REQUIRED TASK:
Each entry that follows is to be retyped exactly. Pictures do not belong in the copy.

SUPPLIED RECORDS:
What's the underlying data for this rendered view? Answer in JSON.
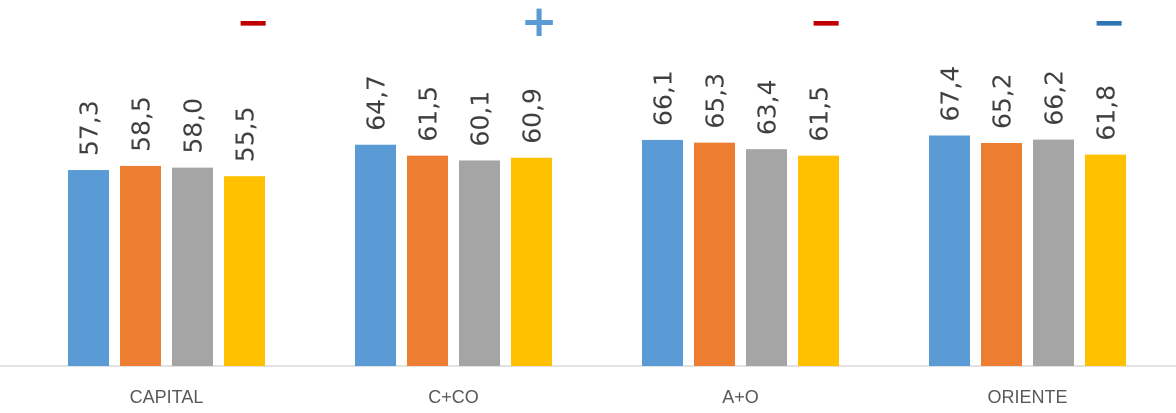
{
  "chart_data": {
    "type": "bar",
    "categories": [
      "CAPITAL",
      "C+CO",
      "A+O",
      "ORIENTE"
    ],
    "series": [
      {
        "values": [
          57.3,
          64.7,
          66.1,
          67.4
        ],
        "color": "#5B9BD5"
      },
      {
        "values": [
          58.5,
          61.5,
          65.3,
          65.2
        ],
        "color": "#ED7D31"
      },
      {
        "values": [
          58.0,
          60.1,
          63.4,
          66.2
        ],
        "color": "#A5A5A5"
      },
      {
        "values": [
          55.5,
          60.9,
          61.5,
          61.8
        ],
        "color": "#FFC000"
      }
    ],
    "value_labels": [
      [
        "57,3",
        "58,5",
        "58,0",
        "55,5"
      ],
      [
        "64,7",
        "61,5",
        "60,1",
        "60,9"
      ],
      [
        "66,1",
        "65,3",
        "63,4",
        "61,5"
      ],
      [
        "67,4",
        "65,2",
        "66,2",
        "61,8"
      ]
    ],
    "ylim": [
      0,
      100
    ],
    "grid": false,
    "change_markers": [
      {
        "symbol": "−",
        "color": "#C00000"
      },
      {
        "symbol": "+",
        "color": "#5B9BD5"
      },
      {
        "symbol": "−",
        "color": "#C00000"
      },
      {
        "symbol": "−",
        "color": "#2E75B6"
      }
    ]
  }
}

FULL SOLUTION:
What's the underlying data for this rendered view? Answer in JSON.
{
  "chart_data": {
    "type": "bar",
    "categories": [
      "CAPITAL",
      "C+CO",
      "A+O",
      "ORIENTE"
    ],
    "series": [
      {
        "values": [
          57.3,
          64.7,
          66.1,
          67.4
        ],
        "color": "#5B9BD5"
      },
      {
        "values": [
          58.5,
          61.5,
          65.3,
          65.2
        ],
        "color": "#ED7D31"
      },
      {
        "values": [
          58.0,
          60.1,
          63.4,
          66.2
        ],
        "color": "#A5A5A5"
      },
      {
        "values": [
          55.5,
          60.9,
          61.5,
          61.8
        ],
        "color": "#FFC000"
      }
    ],
    "value_labels": [
      [
        "57,3",
        "58,5",
        "58,0",
        "55,5"
      ],
      [
        "64,7",
        "61,5",
        "60,1",
        "60,9"
      ],
      [
        "66,1",
        "65,3",
        "63,4",
        "61,5"
      ],
      [
        "67,4",
        "65,2",
        "66,2",
        "61,8"
      ]
    ],
    "ylim": [
      0,
      100
    ],
    "grid": false,
    "change_markers": [
      {
        "symbol": "−",
        "color": "#C00000"
      },
      {
        "symbol": "+",
        "color": "#5B9BD5"
      },
      {
        "symbol": "−",
        "color": "#C00000"
      },
      {
        "symbol": "−",
        "color": "#2E75B6"
      }
    ]
  }
}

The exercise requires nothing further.